◆ PROMPT:
Find every line of the listing below where "党员代表上台" appears, and copy it.
----------
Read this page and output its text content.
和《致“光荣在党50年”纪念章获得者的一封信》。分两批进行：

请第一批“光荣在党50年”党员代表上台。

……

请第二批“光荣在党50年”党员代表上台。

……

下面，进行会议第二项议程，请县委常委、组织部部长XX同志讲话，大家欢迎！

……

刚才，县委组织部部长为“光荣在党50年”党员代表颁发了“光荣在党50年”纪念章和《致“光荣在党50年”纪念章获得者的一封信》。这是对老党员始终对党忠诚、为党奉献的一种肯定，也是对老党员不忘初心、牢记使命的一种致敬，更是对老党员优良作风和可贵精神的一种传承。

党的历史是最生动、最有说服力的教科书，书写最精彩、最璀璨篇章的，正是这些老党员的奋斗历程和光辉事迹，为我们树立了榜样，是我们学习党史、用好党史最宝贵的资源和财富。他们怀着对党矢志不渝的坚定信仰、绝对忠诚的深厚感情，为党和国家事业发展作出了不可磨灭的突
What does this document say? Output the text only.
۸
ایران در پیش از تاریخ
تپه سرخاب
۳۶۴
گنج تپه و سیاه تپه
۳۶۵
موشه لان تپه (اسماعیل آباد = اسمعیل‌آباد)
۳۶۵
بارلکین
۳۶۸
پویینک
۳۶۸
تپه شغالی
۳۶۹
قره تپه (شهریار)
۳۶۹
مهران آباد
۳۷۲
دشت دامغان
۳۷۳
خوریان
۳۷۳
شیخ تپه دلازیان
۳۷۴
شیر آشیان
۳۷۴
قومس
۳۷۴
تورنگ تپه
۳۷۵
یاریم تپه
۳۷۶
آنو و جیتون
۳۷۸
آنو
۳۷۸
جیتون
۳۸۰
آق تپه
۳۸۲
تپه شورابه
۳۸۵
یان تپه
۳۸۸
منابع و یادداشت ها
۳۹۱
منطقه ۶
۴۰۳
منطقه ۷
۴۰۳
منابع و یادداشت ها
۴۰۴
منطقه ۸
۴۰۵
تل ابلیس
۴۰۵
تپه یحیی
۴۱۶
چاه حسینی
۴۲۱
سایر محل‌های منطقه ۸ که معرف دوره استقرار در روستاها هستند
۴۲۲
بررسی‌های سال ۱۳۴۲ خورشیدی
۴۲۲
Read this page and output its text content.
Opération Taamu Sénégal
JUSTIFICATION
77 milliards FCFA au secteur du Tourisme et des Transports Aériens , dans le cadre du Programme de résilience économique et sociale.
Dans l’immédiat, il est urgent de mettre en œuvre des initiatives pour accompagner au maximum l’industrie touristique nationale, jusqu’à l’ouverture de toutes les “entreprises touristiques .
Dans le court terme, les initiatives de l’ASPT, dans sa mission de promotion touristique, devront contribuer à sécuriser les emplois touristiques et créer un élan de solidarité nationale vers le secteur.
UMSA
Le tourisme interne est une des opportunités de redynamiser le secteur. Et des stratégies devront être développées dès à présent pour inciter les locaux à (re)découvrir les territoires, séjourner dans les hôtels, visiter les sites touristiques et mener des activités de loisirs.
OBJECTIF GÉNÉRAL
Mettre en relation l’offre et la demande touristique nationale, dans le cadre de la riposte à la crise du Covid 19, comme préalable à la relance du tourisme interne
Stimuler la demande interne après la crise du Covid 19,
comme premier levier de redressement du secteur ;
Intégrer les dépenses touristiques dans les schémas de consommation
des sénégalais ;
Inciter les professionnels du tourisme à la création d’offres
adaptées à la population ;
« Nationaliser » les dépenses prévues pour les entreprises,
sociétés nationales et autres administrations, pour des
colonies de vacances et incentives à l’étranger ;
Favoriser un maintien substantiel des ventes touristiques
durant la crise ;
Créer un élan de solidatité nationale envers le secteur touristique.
----------
◆ RESULT:
请第一批“光荣在党50年”党员代表上台。
请第二批“光荣在党50年”党员代表上台。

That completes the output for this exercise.